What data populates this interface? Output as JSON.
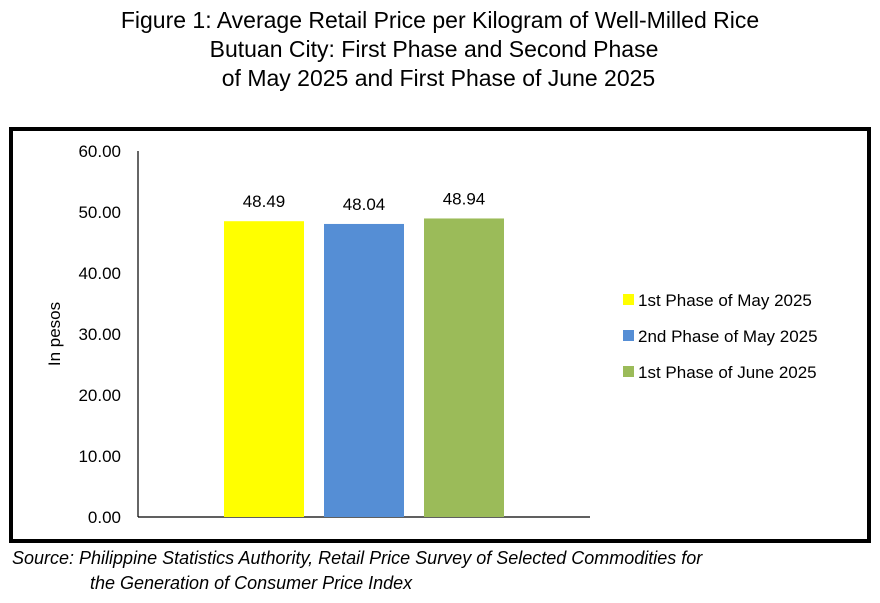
{
  "title": {
    "line1": "Figure 1: Average Retail Price per Kilogram of Well-Milled Rice",
    "line2": "Butuan City: First Phase and Second Phase",
    "line3": "of May 2025 and First Phase of June 2025"
  },
  "source": {
    "line1": "Source: Philippine Statistics Authority, Retail Price Survey of Selected Commodities for",
    "line2": "the Generation of Consumer Price Index"
  },
  "chart_data": {
    "type": "bar",
    "ylabel": "In pesos",
    "ylim": [
      0,
      60
    ],
    "yticks": [
      "0.00",
      "10.00",
      "20.00",
      "30.00",
      "40.00",
      "50.00",
      "60.00"
    ],
    "grid": false,
    "legend_position": "right",
    "series": [
      {
        "name": "1st Phase of May 2025",
        "value": 48.49,
        "label": "48.49",
        "color": "#ffff00"
      },
      {
        "name": "2nd Phase of May 2025",
        "value": 48.04,
        "label": "48.04",
        "color": "#558ed5"
      },
      {
        "name": "1st Phase of June 2025",
        "value": 48.94,
        "label": "48.94",
        "color": "#9bbb59"
      }
    ]
  }
}
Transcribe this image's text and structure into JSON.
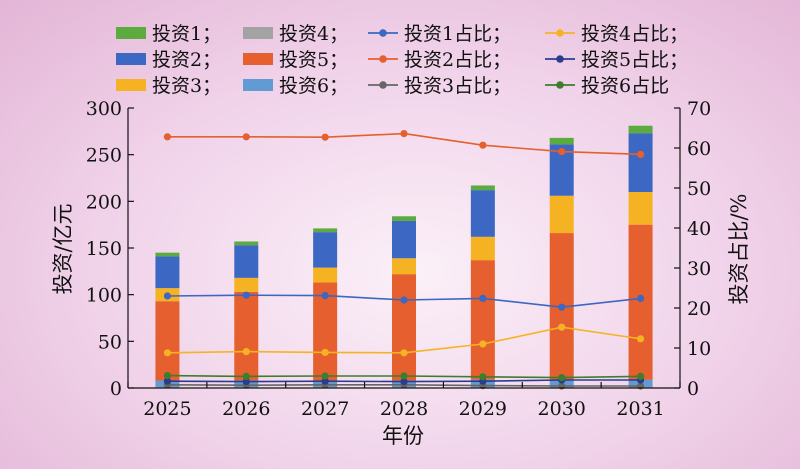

────────────────────────────────────────

- Set task
Your task is an exact transcription of all the data, minus the pictures.

- Solution for this problem
What data populates this interface? Output as JSON.
{
  "title": {
    "line1": "Figure 1: Average Retail Price per Kilogram of Well-Milled Rice",
    "line2": "Butuan City: First Phase and Second Phase",
    "line3": "of May 2025 and First Phase of June 2025"
  },
  "source": {
    "line1": "Source: Philippine Statistics Authority, Retail Price Survey of Selected Commodities for",
    "line2": "the Generation of Consumer Price Index"
  },
  "chart_data": {
    "type": "bar",
    "ylabel": "In pesos",
    "ylim": [
      0,
      60
    ],
    "yticks": [
      "0.00",
      "10.00",
      "20.00",
      "30.00",
      "40.00",
      "50.00",
      "60.00"
    ],
    "grid": false,
    "legend_position": "right",
    "series": [
      {
        "name": "1st Phase of May 2025",
        "value": 48.49,
        "label": "48.49",
        "color": "#ffff00"
      },
      {
        "name": "2nd Phase of May 2025",
        "value": 48.04,
        "label": "48.04",
        "color": "#558ed5"
      },
      {
        "name": "1st Phase of June 2025",
        "value": 48.94,
        "label": "48.94",
        "color": "#9bbb59"
      }
    ]
  }
}
Transcribe this image's text and structure into JSON.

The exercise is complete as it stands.